**YOUR TASK:**
Drop the images; return everything else in the listing below exactly.

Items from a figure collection
──────────────────────────────

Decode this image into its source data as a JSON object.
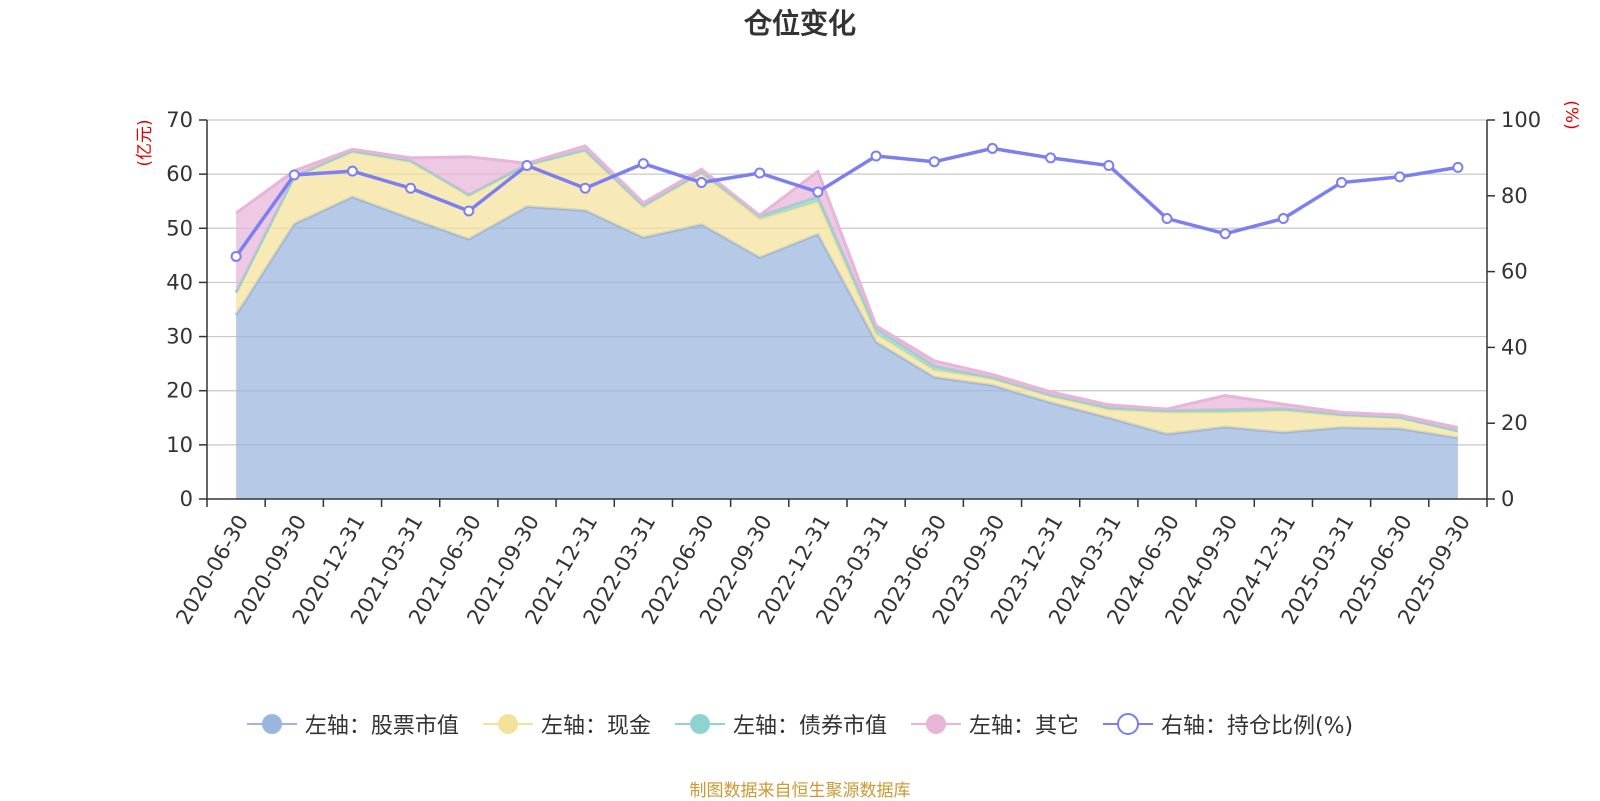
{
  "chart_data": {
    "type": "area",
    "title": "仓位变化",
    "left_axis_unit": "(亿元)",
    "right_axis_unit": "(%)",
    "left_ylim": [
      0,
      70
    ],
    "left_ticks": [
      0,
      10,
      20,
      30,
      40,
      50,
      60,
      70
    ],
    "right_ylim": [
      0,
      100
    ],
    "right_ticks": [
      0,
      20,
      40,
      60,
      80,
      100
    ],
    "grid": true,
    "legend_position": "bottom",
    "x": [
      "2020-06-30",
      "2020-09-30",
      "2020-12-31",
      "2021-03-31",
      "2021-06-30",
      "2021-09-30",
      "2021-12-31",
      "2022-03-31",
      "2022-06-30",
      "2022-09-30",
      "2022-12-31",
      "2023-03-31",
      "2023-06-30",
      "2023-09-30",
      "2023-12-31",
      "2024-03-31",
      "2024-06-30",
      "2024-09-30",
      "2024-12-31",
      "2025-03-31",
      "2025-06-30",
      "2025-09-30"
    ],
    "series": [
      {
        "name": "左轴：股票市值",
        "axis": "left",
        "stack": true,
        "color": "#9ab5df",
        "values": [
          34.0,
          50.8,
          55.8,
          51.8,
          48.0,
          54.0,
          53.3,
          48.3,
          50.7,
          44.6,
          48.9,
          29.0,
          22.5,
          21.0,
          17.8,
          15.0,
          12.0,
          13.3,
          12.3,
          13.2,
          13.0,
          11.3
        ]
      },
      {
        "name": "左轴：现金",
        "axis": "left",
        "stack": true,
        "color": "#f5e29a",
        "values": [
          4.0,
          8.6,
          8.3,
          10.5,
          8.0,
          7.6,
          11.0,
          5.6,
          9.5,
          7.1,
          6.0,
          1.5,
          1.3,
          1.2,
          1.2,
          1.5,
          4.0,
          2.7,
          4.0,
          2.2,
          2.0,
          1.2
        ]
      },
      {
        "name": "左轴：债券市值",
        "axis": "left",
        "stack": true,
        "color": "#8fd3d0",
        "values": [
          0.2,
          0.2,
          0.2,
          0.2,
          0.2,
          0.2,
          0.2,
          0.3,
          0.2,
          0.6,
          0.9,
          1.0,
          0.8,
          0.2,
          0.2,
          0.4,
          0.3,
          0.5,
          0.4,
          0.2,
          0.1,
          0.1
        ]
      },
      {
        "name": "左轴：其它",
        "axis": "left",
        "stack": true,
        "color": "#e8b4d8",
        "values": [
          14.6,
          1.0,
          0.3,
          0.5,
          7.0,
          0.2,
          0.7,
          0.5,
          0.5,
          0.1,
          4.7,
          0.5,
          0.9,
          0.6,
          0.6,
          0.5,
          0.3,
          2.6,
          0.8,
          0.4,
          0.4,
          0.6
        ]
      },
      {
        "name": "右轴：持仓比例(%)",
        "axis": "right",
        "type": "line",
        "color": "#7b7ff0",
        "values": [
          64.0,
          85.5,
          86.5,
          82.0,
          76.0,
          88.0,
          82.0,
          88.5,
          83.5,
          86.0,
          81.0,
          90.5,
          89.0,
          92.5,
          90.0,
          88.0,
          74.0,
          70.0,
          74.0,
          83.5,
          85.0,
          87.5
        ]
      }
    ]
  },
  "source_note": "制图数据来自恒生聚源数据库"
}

──────────────────────────────

**IN RESPONSE:**
Decode this image into its source data as a JSON object.
{
  "chart_data": {
    "type": "area",
    "title": "仓位变化",
    "left_axis_unit": "(亿元)",
    "right_axis_unit": "(%)",
    "left_ylim": [
      0,
      70
    ],
    "left_ticks": [
      0,
      10,
      20,
      30,
      40,
      50,
      60,
      70
    ],
    "right_ylim": [
      0,
      100
    ],
    "right_ticks": [
      0,
      20,
      40,
      60,
      80,
      100
    ],
    "grid": true,
    "legend_position": "bottom",
    "x": [
      "2020-06-30",
      "2020-09-30",
      "2020-12-31",
      "2021-03-31",
      "2021-06-30",
      "2021-09-30",
      "2021-12-31",
      "2022-03-31",
      "2022-06-30",
      "2022-09-30",
      "2022-12-31",
      "2023-03-31",
      "2023-06-30",
      "2023-09-30",
      "2023-12-31",
      "2024-03-31",
      "2024-06-30",
      "2024-09-30",
      "2024-12-31",
      "2025-03-31",
      "2025-06-30",
      "2025-09-30"
    ],
    "series": [
      {
        "name": "左轴：股票市值",
        "axis": "left",
        "stack": true,
        "color": "#9ab5df",
        "values": [
          34.0,
          50.8,
          55.8,
          51.8,
          48.0,
          54.0,
          53.3,
          48.3,
          50.7,
          44.6,
          48.9,
          29.0,
          22.5,
          21.0,
          17.8,
          15.0,
          12.0,
          13.3,
          12.3,
          13.2,
          13.0,
          11.3
        ]
      },
      {
        "name": "左轴：现金",
        "axis": "left",
        "stack": true,
        "color": "#f5e29a",
        "values": [
          4.0,
          8.6,
          8.3,
          10.5,
          8.0,
          7.6,
          11.0,
          5.6,
          9.5,
          7.1,
          6.0,
          1.5,
          1.3,
          1.2,
          1.2,
          1.5,
          4.0,
          2.7,
          4.0,
          2.2,
          2.0,
          1.2
        ]
      },
      {
        "name": "左轴：债券市值",
        "axis": "left",
        "stack": true,
        "color": "#8fd3d0",
        "values": [
          0.2,
          0.2,
          0.2,
          0.2,
          0.2,
          0.2,
          0.2,
          0.3,
          0.2,
          0.6,
          0.9,
          1.0,
          0.8,
          0.2,
          0.2,
          0.4,
          0.3,
          0.5,
          0.4,
          0.2,
          0.1,
          0.1
        ]
      },
      {
        "name": "左轴：其它",
        "axis": "left",
        "stack": true,
        "color": "#e8b4d8",
        "values": [
          14.6,
          1.0,
          0.3,
          0.5,
          7.0,
          0.2,
          0.7,
          0.5,
          0.5,
          0.1,
          4.7,
          0.5,
          0.9,
          0.6,
          0.6,
          0.5,
          0.3,
          2.6,
          0.8,
          0.4,
          0.4,
          0.6
        ]
      },
      {
        "name": "右轴：持仓比例(%)",
        "axis": "right",
        "type": "line",
        "color": "#7b7ff0",
        "values": [
          64.0,
          85.5,
          86.5,
          82.0,
          76.0,
          88.0,
          82.0,
          88.5,
          83.5,
          86.0,
          81.0,
          90.5,
          89.0,
          92.5,
          90.0,
          88.0,
          74.0,
          70.0,
          74.0,
          83.5,
          85.0,
          87.5
        ]
      }
    ]
  },
  "source_note": "制图数据来自恒生聚源数据库"
}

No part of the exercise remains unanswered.